▶ **Set exercise**: Where a line of the material contains the string "name", copy that line.

▶ **Given information**:
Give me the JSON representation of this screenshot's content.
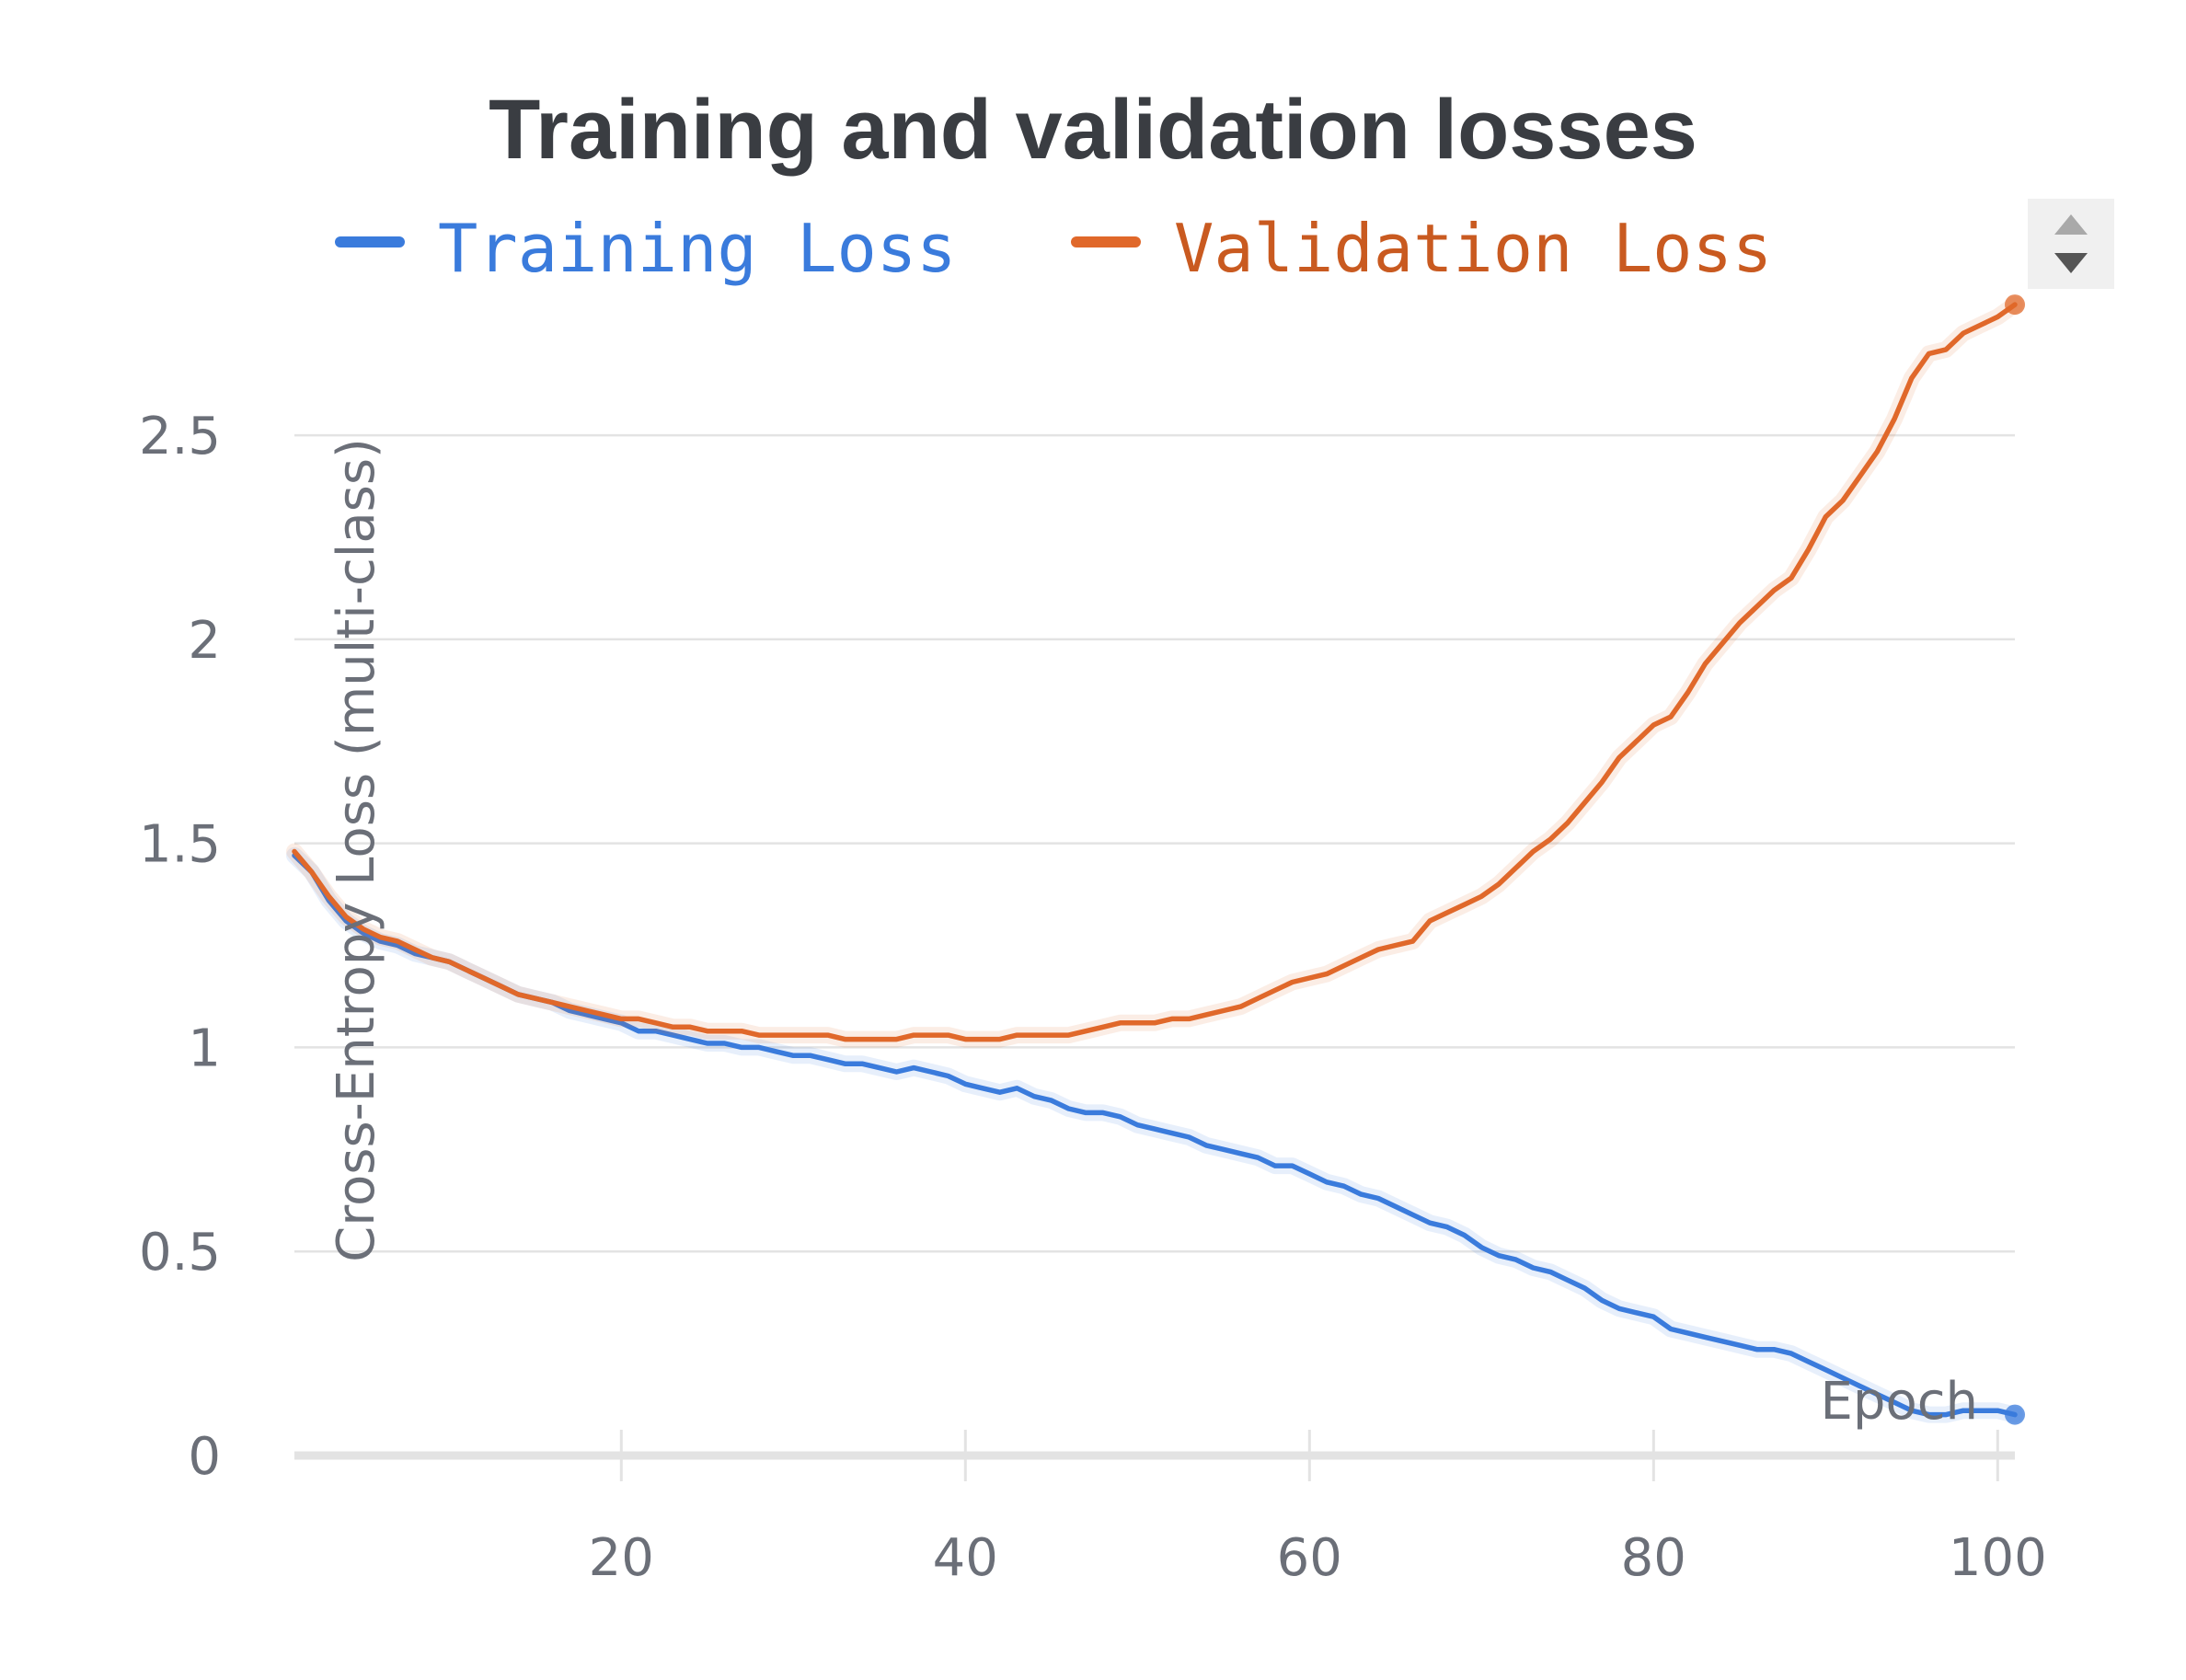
{
  "chart_data": {
    "type": "line",
    "title": "Training and validation losses",
    "xlabel": "Epoch",
    "ylabel": "Cross-Entropy Loss (multi-class)",
    "xlim": [
      1,
      101
    ],
    "ylim": [
      0,
      2.8
    ],
    "x_ticks": [
      20,
      40,
      60,
      80,
      100
    ],
    "y_ticks": [
      0,
      0.5,
      1,
      1.5,
      2,
      2.5
    ],
    "x_tick_labels": [
      "20",
      "40",
      "60",
      "80",
      "100"
    ],
    "y_tick_labels": [
      "0",
      "0.5",
      "1",
      "1.5",
      "2",
      "2.5"
    ],
    "grid": true,
    "legend_position": "top",
    "x_start": 1,
    "series": [
      {
        "name": "Training Loss",
        "color": "#3a7bdc",
        "values": [
          1.47,
          1.43,
          1.36,
          1.31,
          1.28,
          1.26,
          1.25,
          1.23,
          1.22,
          1.21,
          1.19,
          1.17,
          1.15,
          1.13,
          1.12,
          1.11,
          1.09,
          1.08,
          1.07,
          1.06,
          1.04,
          1.04,
          1.03,
          1.02,
          1.01,
          1.01,
          1.0,
          1.0,
          0.99,
          0.98,
          0.98,
          0.97,
          0.96,
          0.96,
          0.95,
          0.94,
          0.95,
          0.94,
          0.93,
          0.91,
          0.9,
          0.89,
          0.9,
          0.88,
          0.87,
          0.85,
          0.84,
          0.84,
          0.83,
          0.81,
          0.8,
          0.79,
          0.78,
          0.76,
          0.75,
          0.74,
          0.73,
          0.71,
          0.71,
          0.69,
          0.67,
          0.66,
          0.64,
          0.63,
          0.61,
          0.59,
          0.57,
          0.56,
          0.54,
          0.51,
          0.49,
          0.48,
          0.46,
          0.45,
          0.43,
          0.41,
          0.38,
          0.36,
          0.35,
          0.34,
          0.31,
          0.3,
          0.29,
          0.28,
          0.27,
          0.26,
          0.26,
          0.25,
          0.23,
          0.21,
          0.19,
          0.17,
          0.15,
          0.13,
          0.11,
          0.1,
          0.1,
          0.11,
          0.11,
          0.11,
          0.1
        ]
      },
      {
        "name": "Validation Loss",
        "color": "#e0682a",
        "values": [
          1.48,
          1.43,
          1.37,
          1.32,
          1.29,
          1.27,
          1.26,
          1.24,
          1.22,
          1.21,
          1.19,
          1.17,
          1.15,
          1.13,
          1.12,
          1.11,
          1.1,
          1.09,
          1.08,
          1.07,
          1.07,
          1.06,
          1.05,
          1.05,
          1.04,
          1.04,
          1.04,
          1.03,
          1.03,
          1.03,
          1.03,
          1.03,
          1.02,
          1.02,
          1.02,
          1.02,
          1.03,
          1.03,
          1.03,
          1.02,
          1.02,
          1.02,
          1.03,
          1.03,
          1.03,
          1.03,
          1.04,
          1.05,
          1.06,
          1.06,
          1.06,
          1.07,
          1.07,
          1.08,
          1.09,
          1.1,
          1.12,
          1.14,
          1.16,
          1.17,
          1.18,
          1.2,
          1.22,
          1.24,
          1.25,
          1.26,
          1.31,
          1.33,
          1.35,
          1.37,
          1.4,
          1.44,
          1.48,
          1.51,
          1.55,
          1.6,
          1.65,
          1.71,
          1.75,
          1.79,
          1.81,
          1.87,
          1.94,
          1.99,
          2.04,
          2.08,
          2.12,
          2.15,
          2.22,
          2.3,
          2.34,
          2.4,
          2.46,
          2.54,
          2.64,
          2.7,
          2.71,
          2.75,
          2.77,
          2.79,
          2.82
        ]
      }
    ]
  }
}
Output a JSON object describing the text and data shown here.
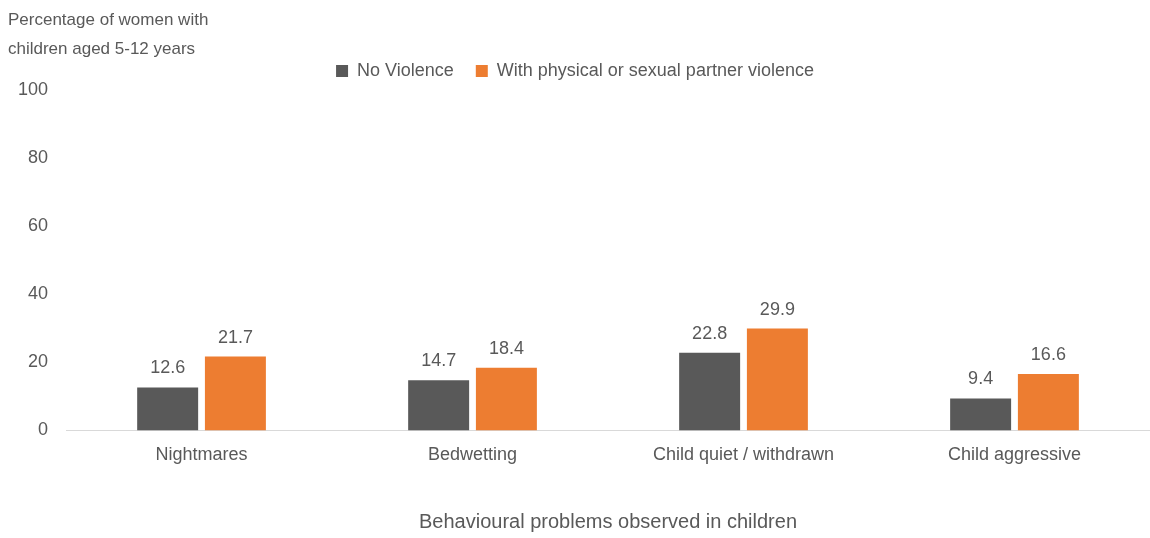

▶ **Exercise result**:
        "name": "Training Loss",
        "name": "Validation Loss",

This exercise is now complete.